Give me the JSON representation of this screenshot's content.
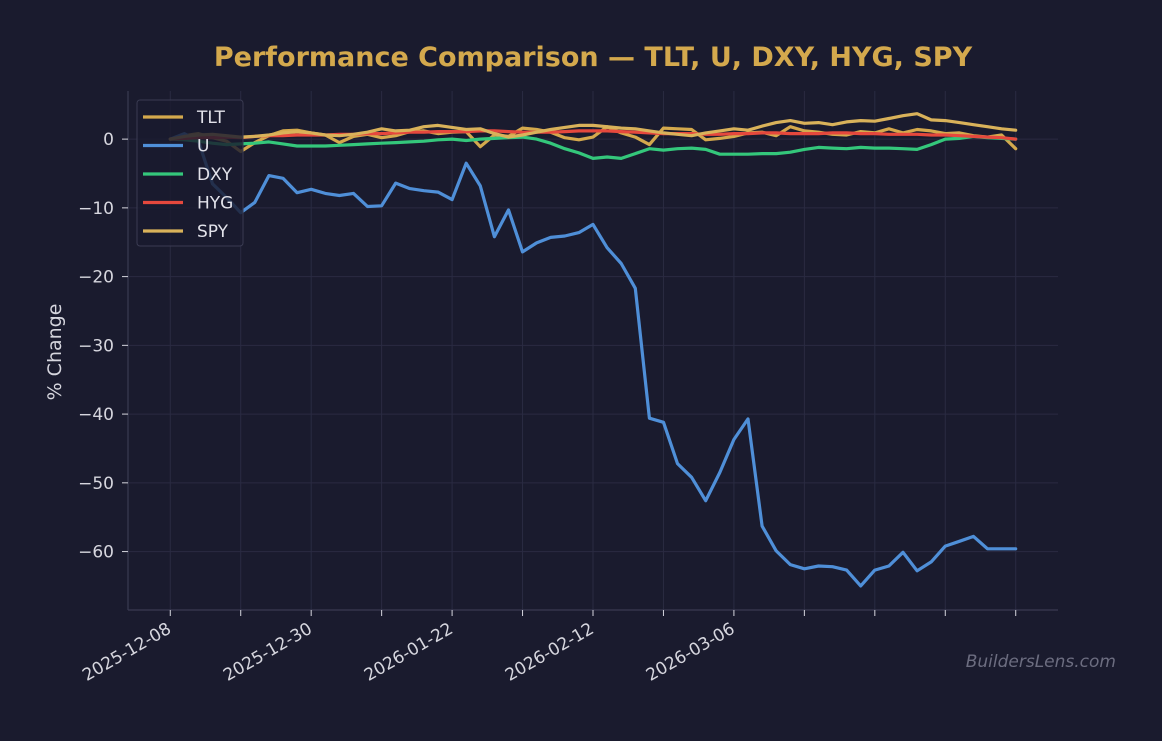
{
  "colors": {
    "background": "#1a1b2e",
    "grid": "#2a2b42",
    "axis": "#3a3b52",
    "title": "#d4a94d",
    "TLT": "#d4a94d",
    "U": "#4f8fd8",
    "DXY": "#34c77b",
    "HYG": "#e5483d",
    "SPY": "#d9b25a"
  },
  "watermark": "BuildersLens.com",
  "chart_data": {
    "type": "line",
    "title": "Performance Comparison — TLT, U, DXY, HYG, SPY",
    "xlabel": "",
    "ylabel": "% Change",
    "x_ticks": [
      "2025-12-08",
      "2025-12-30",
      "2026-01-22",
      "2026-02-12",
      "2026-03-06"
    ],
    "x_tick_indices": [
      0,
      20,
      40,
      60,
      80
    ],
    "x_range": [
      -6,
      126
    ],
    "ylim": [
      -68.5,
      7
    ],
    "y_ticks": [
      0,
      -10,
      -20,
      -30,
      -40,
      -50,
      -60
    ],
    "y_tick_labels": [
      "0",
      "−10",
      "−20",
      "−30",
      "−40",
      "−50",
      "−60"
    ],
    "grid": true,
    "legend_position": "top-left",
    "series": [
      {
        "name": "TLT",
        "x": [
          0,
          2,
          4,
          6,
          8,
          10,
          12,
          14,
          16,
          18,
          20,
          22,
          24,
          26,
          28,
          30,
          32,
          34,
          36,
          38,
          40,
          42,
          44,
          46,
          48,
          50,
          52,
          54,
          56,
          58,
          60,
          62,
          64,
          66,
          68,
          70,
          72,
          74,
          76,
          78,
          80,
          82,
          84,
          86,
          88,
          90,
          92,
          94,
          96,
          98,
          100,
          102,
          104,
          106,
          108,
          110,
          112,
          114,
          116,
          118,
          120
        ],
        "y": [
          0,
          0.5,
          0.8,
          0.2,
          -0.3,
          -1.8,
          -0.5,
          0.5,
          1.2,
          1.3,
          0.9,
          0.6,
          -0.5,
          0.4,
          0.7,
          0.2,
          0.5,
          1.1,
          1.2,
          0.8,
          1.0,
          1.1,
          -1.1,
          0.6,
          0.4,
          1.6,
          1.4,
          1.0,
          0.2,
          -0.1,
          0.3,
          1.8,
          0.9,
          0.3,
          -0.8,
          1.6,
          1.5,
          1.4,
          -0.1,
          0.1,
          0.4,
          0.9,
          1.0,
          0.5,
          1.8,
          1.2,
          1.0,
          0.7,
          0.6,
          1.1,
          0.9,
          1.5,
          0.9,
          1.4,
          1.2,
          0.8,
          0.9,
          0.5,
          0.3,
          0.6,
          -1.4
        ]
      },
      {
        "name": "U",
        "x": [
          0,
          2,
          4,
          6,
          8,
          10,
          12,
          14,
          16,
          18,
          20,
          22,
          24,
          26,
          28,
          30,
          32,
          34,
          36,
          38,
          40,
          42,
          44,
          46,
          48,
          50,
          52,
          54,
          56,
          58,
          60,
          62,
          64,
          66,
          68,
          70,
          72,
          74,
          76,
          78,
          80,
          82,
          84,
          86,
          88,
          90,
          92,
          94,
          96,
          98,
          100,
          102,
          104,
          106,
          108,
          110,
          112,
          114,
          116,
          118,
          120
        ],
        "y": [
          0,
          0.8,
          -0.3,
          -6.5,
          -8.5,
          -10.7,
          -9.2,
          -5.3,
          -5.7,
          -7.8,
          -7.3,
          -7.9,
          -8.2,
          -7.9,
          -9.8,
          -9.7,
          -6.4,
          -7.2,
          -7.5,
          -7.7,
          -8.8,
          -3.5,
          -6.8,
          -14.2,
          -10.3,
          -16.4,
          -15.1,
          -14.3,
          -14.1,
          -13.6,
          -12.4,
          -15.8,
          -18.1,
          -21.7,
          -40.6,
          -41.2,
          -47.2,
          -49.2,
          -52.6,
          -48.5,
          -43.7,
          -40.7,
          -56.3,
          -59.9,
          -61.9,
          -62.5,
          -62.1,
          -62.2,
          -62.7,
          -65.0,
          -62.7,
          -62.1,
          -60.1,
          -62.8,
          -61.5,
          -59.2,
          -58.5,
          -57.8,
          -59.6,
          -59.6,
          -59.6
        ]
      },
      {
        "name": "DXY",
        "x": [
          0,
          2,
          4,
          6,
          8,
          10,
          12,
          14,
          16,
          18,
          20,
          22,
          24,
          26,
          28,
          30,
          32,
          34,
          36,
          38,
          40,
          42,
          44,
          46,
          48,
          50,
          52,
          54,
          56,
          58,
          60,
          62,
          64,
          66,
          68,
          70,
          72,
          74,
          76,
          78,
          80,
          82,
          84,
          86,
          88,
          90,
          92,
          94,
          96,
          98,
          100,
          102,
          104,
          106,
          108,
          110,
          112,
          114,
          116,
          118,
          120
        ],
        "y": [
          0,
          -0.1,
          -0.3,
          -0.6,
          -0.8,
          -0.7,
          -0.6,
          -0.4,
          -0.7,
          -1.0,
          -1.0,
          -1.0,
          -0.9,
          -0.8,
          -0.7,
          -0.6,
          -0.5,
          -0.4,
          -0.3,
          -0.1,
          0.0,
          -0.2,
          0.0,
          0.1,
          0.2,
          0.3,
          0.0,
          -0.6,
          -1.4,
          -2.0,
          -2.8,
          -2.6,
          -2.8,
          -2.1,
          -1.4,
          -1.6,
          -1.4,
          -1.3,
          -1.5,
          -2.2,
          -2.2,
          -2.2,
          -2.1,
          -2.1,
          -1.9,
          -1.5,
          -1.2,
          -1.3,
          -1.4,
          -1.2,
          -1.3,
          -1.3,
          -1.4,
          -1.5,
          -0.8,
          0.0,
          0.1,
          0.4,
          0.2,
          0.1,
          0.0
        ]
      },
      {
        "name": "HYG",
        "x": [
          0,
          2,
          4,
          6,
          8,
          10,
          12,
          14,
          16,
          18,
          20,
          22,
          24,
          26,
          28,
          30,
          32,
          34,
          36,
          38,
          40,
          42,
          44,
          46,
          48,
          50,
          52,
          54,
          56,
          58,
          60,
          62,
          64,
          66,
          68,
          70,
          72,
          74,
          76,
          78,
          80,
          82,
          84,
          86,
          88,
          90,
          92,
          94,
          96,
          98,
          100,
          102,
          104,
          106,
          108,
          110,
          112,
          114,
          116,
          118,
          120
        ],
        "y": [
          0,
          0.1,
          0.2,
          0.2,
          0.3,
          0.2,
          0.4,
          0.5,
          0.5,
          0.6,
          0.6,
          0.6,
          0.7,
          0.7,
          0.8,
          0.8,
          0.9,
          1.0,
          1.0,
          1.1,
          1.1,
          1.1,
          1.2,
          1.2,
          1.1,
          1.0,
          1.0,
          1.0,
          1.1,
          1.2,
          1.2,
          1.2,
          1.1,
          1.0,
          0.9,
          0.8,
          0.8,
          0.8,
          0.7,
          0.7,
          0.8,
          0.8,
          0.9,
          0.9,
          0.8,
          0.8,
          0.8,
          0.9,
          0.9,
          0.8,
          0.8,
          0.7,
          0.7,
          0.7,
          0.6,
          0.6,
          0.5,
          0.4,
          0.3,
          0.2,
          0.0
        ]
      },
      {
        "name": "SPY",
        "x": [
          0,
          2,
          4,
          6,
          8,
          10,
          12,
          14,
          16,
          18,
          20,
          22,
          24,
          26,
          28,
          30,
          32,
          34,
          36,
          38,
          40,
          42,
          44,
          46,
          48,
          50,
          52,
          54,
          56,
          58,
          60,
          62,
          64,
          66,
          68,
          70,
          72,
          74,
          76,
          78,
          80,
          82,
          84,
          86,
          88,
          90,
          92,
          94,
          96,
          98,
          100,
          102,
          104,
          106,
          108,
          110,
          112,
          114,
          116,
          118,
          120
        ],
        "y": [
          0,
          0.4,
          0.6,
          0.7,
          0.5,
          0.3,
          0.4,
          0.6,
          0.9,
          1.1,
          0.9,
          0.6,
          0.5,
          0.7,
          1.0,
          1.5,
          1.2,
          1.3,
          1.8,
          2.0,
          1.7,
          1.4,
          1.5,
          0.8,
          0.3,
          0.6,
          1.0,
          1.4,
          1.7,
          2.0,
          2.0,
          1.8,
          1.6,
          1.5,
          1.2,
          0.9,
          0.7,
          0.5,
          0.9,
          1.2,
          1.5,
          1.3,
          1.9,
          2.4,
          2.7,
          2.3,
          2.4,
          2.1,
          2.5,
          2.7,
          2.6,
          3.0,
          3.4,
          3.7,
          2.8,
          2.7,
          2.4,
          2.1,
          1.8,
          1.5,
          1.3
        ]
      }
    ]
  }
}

◆ GOAL OF THE EXERCISE ◆
Search the entries for the word "title" and pick out every line that holds it.

◆ WRITTEN SOLUTION ◆
    "title": "#d4a94d",
    "title": "Performance Comparison — TLT, U, DXY, HYG, SPY",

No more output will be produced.